■ WHAT TO DO ■
Reproduce the entries in full, with no changes.

** begin EXERCISE INPUTS **

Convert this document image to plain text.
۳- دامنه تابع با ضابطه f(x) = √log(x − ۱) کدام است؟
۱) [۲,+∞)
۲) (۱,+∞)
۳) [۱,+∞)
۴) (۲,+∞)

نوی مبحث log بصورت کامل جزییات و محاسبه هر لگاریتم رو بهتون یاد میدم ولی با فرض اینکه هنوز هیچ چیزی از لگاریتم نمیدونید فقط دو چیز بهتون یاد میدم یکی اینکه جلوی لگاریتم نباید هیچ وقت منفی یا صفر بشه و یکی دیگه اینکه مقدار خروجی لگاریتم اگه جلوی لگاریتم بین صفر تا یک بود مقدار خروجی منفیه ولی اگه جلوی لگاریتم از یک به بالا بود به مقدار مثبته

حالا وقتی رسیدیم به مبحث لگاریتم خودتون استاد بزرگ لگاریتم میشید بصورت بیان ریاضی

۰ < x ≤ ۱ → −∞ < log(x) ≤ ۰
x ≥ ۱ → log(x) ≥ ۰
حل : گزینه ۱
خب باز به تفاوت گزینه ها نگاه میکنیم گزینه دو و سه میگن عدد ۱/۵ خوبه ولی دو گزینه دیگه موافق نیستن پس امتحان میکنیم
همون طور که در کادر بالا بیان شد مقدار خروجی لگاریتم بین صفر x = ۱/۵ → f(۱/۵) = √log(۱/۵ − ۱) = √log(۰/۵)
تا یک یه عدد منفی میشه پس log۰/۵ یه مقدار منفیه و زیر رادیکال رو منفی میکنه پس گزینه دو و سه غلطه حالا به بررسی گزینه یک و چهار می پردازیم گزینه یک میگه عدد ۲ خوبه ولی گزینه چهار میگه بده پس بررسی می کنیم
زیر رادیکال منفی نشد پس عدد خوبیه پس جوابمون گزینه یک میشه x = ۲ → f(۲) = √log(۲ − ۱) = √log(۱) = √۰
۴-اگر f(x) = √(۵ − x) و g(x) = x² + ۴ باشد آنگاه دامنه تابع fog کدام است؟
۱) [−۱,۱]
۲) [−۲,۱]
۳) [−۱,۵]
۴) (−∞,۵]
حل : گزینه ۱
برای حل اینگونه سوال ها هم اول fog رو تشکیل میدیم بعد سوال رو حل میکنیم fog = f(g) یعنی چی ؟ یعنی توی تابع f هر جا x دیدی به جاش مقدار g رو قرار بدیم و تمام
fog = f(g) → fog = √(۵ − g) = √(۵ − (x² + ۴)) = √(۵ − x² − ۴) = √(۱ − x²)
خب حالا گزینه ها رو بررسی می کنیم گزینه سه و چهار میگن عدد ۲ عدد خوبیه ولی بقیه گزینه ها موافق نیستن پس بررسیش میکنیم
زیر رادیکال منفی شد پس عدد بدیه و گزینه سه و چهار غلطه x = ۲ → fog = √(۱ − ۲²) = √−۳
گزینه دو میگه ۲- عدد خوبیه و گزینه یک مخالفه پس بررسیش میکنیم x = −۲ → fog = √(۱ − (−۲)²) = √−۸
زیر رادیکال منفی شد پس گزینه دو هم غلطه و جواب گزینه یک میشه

** end EXERCISE INPUTS **

■ RESULT FOR THIS EXERCISE ■
Convert this document image to plain text.
۳- دامنه تابع با ضابطه f(x) = √log(x − ۱) کدام است؟
۱) [۲,+∞)
۲) (۱,+∞)
۳) [۱,+∞)
۴) (۲,+∞)

نوی مبحث log بصورت کامل جزییات و محاسبه هر لگاریتم رو بهتون یاد میدم ولی با فرض اینکه هنوز هیچ چیزی از لگاریتم نمیدونید فقط دو چیز بهتون یاد میدم یکی اینکه جلوی لگاریتم نباید هیچ وقت منفی یا صفر بشه و یکی دیگه اینکه مقدار خروجی لگاریتم اگه جلوی لگاریتم بین صفر تا یک بود مقدار خروجی منفیه ولی اگه جلوی لگاریتم از یک به بالا بود به مقدار مثبته

حالا وقتی رسیدیم به مبحث لگاریتم خودتون استاد بزرگ لگاریتم میشید بصورت بیان ریاضی

۰ < x ≤ ۱ → −∞ < log(x) ≤ ۰
x ≥ ۱ → log(x) ≥ ۰
حل : گزینه ۱
خب باز به تفاوت گزینه ها نگاه میکنیم گزینه دو و سه میگن عدد ۱/۵ خوبه ولی دو گزینه دیگه موافق نیستن پس امتحان میکنیم
همون طور که در کادر بالا بیان شد مقدار خروجی لگاریتم بین صفر x = ۱/۵ → f(۱/۵) = √log(۱/۵ − ۱) = √log(۰/۵)
تا یک یه عدد منفی میشه پس log۰/۵ یه مقدار منفیه و زیر رادیکال رو منفی میکنه پس گزینه دو و سه غلطه حالا به بررسی گزینه یک و چهار می پردازیم گزینه یک میگه عدد ۲ خوبه ولی گزینه چهار میگه بده پس بررسی می کنیم
زیر رادیکال منفی نشد پس عدد خوبیه پس جوابمون گزینه یک میشه x = ۲ → f(۲) = √log(۲ − ۱) = √log(۱) = √۰
۴-اگر f(x) = √(۵ − x) و g(x) = x² + ۴ باشد آنگاه دامنه تابع fog کدام است؟
۱) [−۱,۱]
۲) [−۲,۱]
۳) [−۱,۵]
۴) (−∞,۵]
حل : گزینه ۱
برای حل اینگونه سوال ها هم اول fog رو تشکیل میدیم بعد سوال رو حل میکنیم fog = f(g) یعنی چی ؟ یعنی توی تابع f هر جا x دیدی به جاش مقدار g رو قرار بدیم و تمام
fog = f(g) → fog = √(۵ − g) = √(۵ − (x² + ۴)) = √(۵ − x² − ۴) = √(۱ − x²)
خب حالا گزینه ها رو بررسی می کنیم گزینه سه و چهار میگن عدد ۲ عدد خوبیه ولی بقیه گزینه ها موافق نیستن پس بررسیش میکنیم
زیر رادیکال منفی شد پس عدد بدیه و گزینه سه و چهار غلطه x = ۲ → fog = √(۱ − ۲²) = √−۳
گزینه دو میگه ۲- عدد خوبیه و گزینه یک مخالفه پس بررسیش میکنیم x = −۲ → fog = √(۱ − (−۲)²) = √−۸
زیر رادیکال منفی شد پس گزینه دو هم غلطه و جواب گزینه یک میشه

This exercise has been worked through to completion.